## BEGIN Material supplied

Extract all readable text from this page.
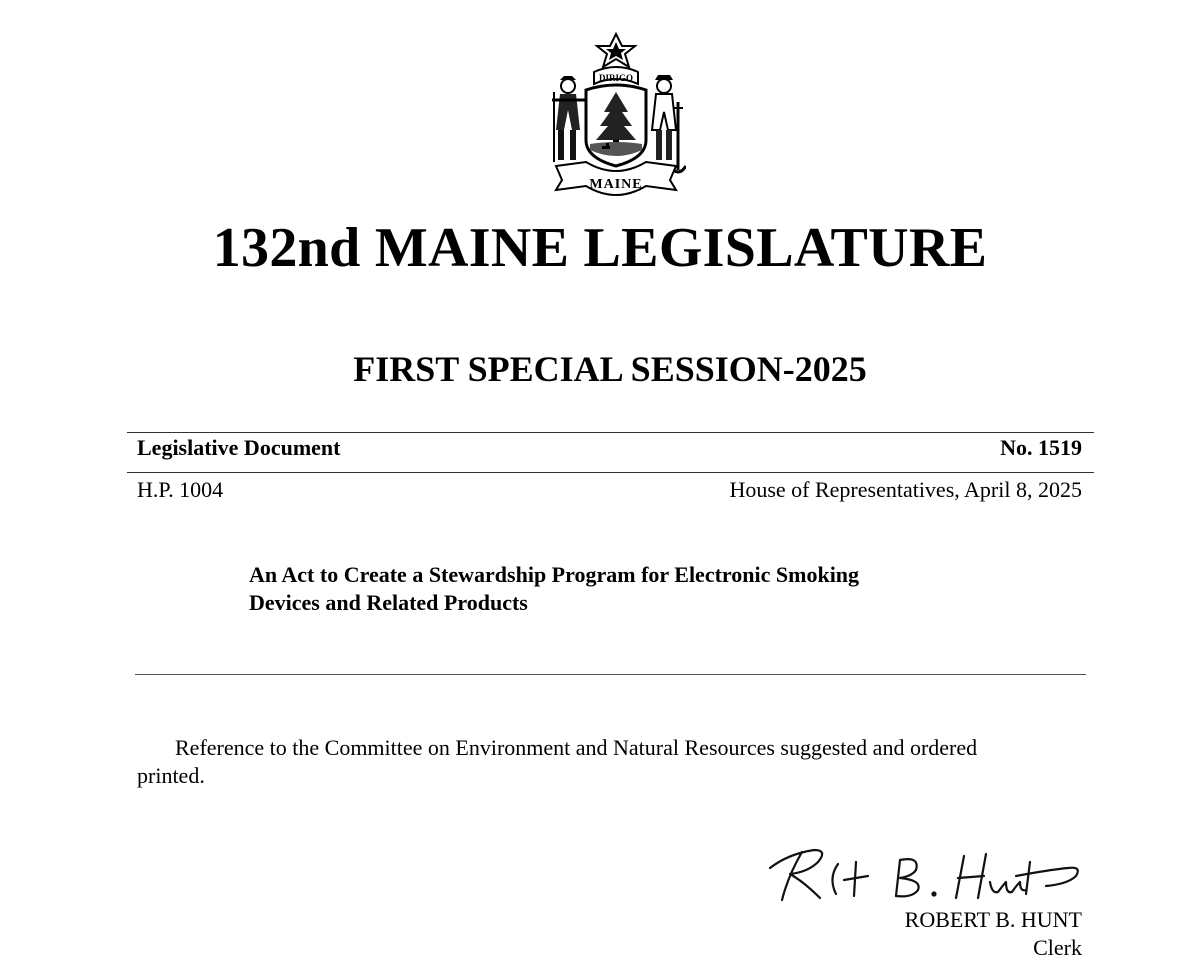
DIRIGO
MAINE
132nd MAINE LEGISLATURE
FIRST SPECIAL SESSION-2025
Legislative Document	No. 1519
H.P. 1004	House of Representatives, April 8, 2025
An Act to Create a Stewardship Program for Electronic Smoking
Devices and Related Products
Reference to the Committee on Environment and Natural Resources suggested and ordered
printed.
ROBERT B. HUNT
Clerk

## END Material supplied
## BEGIN Material supplied

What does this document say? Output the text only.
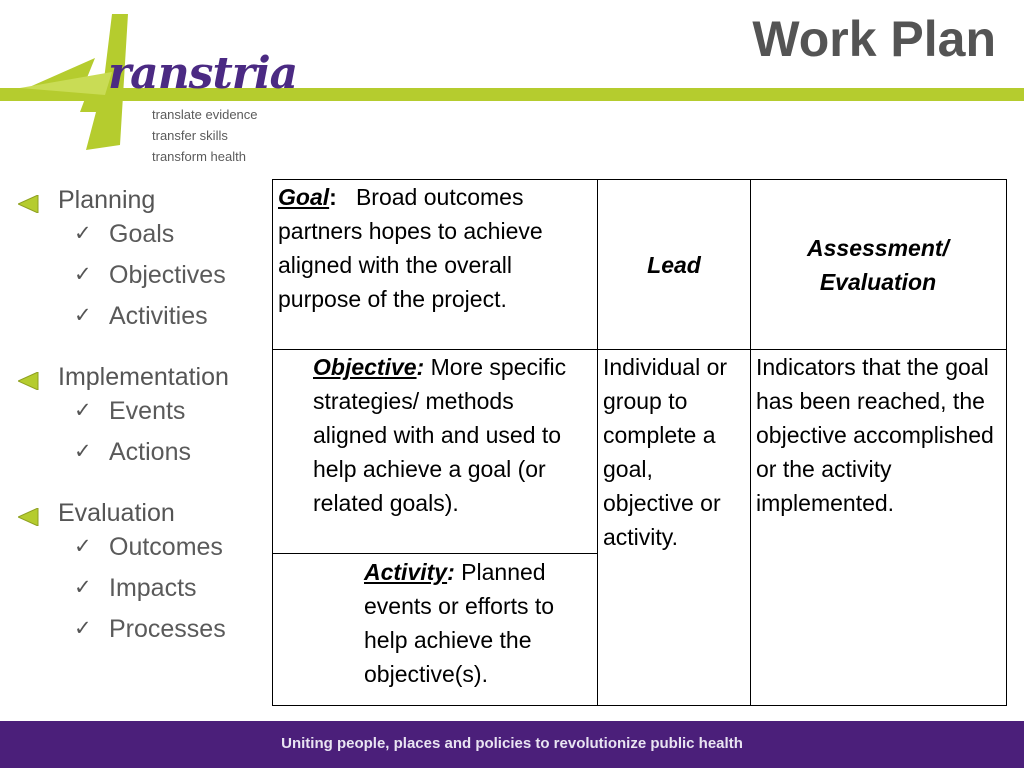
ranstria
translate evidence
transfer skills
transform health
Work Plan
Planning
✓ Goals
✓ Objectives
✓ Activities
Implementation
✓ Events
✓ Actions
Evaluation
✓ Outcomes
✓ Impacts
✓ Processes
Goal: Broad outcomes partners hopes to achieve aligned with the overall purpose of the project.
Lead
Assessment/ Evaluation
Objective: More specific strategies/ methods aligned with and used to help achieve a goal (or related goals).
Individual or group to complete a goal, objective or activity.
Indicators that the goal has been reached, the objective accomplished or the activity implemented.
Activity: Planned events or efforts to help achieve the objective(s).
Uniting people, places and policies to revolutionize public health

## END Material supplied
## BEGIN Material supplied

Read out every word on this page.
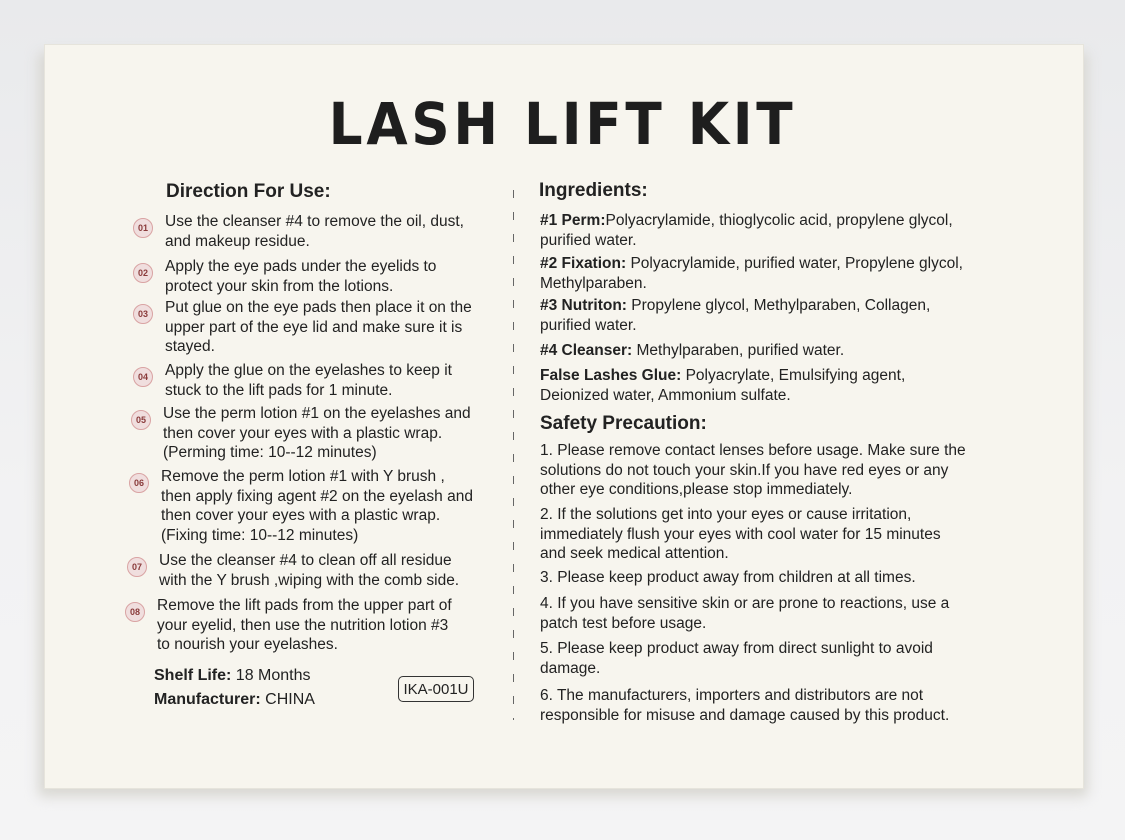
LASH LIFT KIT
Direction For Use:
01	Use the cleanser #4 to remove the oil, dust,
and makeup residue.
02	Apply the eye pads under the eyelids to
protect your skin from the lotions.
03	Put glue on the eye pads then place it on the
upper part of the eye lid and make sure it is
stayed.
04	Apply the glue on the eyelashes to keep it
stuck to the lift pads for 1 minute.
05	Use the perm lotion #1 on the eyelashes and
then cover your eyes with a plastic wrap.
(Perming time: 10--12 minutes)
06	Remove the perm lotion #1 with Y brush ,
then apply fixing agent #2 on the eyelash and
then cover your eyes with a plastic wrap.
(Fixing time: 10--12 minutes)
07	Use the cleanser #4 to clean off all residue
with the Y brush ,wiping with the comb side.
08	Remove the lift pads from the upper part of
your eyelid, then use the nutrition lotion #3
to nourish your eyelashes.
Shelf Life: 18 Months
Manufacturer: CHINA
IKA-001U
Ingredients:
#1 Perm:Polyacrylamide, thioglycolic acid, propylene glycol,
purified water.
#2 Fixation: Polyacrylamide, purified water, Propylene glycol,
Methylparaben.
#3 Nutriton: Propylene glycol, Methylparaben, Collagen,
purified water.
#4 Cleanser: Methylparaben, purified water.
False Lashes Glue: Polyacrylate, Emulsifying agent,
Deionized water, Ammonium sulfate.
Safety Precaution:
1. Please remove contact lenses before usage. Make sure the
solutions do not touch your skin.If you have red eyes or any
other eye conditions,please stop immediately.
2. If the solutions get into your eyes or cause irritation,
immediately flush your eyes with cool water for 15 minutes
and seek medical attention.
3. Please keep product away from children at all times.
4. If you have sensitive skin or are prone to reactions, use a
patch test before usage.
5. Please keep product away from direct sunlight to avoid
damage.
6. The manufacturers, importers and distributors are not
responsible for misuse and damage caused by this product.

## END Material supplied

**Problem requirements**
For each line of the listing that holds the word "text", show that line.

**The output**
Extract all readable text from this page.
What does this document say? Output the text only.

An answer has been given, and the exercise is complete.